## YOUR GOAL
Show each line of the data below that has the string "icon" in it.

## RECORD SET
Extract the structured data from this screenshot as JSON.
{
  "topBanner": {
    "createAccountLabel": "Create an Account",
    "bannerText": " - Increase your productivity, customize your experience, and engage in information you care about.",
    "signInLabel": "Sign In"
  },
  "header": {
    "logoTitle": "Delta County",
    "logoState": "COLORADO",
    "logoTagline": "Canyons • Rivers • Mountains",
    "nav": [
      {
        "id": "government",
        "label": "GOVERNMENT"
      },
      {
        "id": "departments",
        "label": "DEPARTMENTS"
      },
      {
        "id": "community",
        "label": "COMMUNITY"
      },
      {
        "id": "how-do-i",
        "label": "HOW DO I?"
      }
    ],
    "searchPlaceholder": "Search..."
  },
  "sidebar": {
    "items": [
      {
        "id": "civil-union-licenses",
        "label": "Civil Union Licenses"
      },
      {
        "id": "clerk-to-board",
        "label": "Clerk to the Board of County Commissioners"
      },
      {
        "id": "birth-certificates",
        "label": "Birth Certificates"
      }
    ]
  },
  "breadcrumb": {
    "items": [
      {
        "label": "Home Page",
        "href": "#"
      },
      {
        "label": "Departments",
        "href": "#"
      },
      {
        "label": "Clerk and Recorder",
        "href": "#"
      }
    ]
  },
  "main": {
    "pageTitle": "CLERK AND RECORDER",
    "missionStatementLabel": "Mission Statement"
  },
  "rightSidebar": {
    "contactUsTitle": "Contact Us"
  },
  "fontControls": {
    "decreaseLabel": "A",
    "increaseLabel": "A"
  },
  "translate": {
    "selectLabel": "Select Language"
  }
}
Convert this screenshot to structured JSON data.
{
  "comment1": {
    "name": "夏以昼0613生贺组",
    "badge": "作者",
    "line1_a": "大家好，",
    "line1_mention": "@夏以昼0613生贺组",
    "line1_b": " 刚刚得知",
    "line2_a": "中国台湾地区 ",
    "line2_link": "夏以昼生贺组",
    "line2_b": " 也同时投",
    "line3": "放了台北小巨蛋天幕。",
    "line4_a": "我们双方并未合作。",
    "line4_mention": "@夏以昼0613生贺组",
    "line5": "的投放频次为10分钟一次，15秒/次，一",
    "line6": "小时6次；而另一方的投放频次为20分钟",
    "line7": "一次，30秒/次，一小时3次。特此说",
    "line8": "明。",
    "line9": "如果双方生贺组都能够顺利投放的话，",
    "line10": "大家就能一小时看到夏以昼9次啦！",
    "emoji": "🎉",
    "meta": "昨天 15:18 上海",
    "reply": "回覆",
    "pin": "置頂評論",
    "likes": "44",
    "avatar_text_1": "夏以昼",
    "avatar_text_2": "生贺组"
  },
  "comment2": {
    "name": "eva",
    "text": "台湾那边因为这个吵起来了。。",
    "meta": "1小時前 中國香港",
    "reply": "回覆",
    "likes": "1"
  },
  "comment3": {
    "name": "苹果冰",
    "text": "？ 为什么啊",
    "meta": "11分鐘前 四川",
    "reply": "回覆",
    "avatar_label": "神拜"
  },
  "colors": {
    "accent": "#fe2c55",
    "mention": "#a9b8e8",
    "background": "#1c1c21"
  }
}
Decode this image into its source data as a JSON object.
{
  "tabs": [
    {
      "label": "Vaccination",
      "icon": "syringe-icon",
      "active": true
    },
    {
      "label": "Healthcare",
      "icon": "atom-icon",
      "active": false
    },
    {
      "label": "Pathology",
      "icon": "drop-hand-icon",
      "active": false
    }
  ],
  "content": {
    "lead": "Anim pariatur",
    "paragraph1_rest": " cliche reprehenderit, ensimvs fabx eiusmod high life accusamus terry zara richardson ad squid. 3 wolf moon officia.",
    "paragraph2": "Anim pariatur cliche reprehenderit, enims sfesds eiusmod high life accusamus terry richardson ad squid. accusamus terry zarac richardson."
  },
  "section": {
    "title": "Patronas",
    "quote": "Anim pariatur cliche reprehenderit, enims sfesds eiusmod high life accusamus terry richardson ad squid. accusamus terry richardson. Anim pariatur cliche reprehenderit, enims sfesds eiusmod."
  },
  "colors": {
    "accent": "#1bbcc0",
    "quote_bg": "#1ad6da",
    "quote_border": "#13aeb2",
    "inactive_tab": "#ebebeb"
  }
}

## TASK OUTPUT
      "icon": "syringe-icon",
      "icon": "atom-icon",
      "icon": "drop-hand-icon",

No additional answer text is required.